---------- Data lines

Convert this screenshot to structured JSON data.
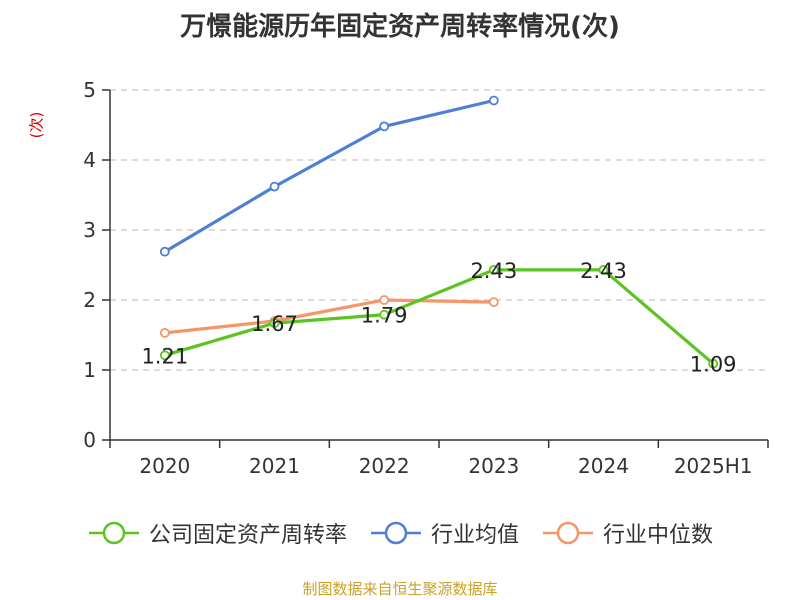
{
  "chart_data": {
    "type": "line",
    "title": "万憬能源历年固定资产周转率情况(次)",
    "ylabel": "(次)",
    "xlabel": "",
    "categories": [
      "2020",
      "2021",
      "2022",
      "2023",
      "2024",
      "2025H1"
    ],
    "ylim": [
      0,
      5
    ],
    "yticks": [
      0,
      1,
      2,
      3,
      4,
      5
    ],
    "grid": true,
    "legend_position": "bottom",
    "series": [
      {
        "name": "公司固定资产周转率",
        "color": "#5cc421",
        "values": [
          1.21,
          1.67,
          1.79,
          2.43,
          2.43,
          1.09
        ],
        "labels": [
          "1.21",
          "1.67",
          "1.79",
          "2.43",
          "2.43",
          "1.09"
        ]
      },
      {
        "name": "行业均值",
        "color": "#4e7fd7",
        "values": [
          2.69,
          3.62,
          4.48,
          4.85,
          null,
          null
        ]
      },
      {
        "name": "行业中位数",
        "color": "#f5956a",
        "values": [
          1.53,
          1.7,
          2.0,
          1.97,
          null,
          null
        ]
      }
    ]
  },
  "source_text": "制图数据来自恒生聚源数据库"
}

--------------------

Set exercise -> Without the pictures, repeat all the records word for word.

Exercise output ->
Convert this screenshot to structured JSON data.
{
  "chart_data": {
    "type": "line",
    "title": "万憬能源历年固定资产周转率情况(次)",
    "ylabel": "(次)",
    "xlabel": "",
    "categories": [
      "2020",
      "2021",
      "2022",
      "2023",
      "2024",
      "2025H1"
    ],
    "ylim": [
      0,
      5
    ],
    "yticks": [
      0,
      1,
      2,
      3,
      4,
      5
    ],
    "grid": true,
    "legend_position": "bottom",
    "series": [
      {
        "name": "公司固定资产周转率",
        "color": "#5cc421",
        "values": [
          1.21,
          1.67,
          1.79,
          2.43,
          2.43,
          1.09
        ],
        "labels": [
          "1.21",
          "1.67",
          "1.79",
          "2.43",
          "2.43",
          "1.09"
        ]
      },
      {
        "name": "行业均值",
        "color": "#4e7fd7",
        "values": [
          2.69,
          3.62,
          4.48,
          4.85,
          null,
          null
        ]
      },
      {
        "name": "行业中位数",
        "color": "#f5956a",
        "values": [
          1.53,
          1.7,
          2.0,
          1.97,
          null,
          null
        ]
      }
    ]
  },
  "source_text": "制图数据来自恒生聚源数据库"
}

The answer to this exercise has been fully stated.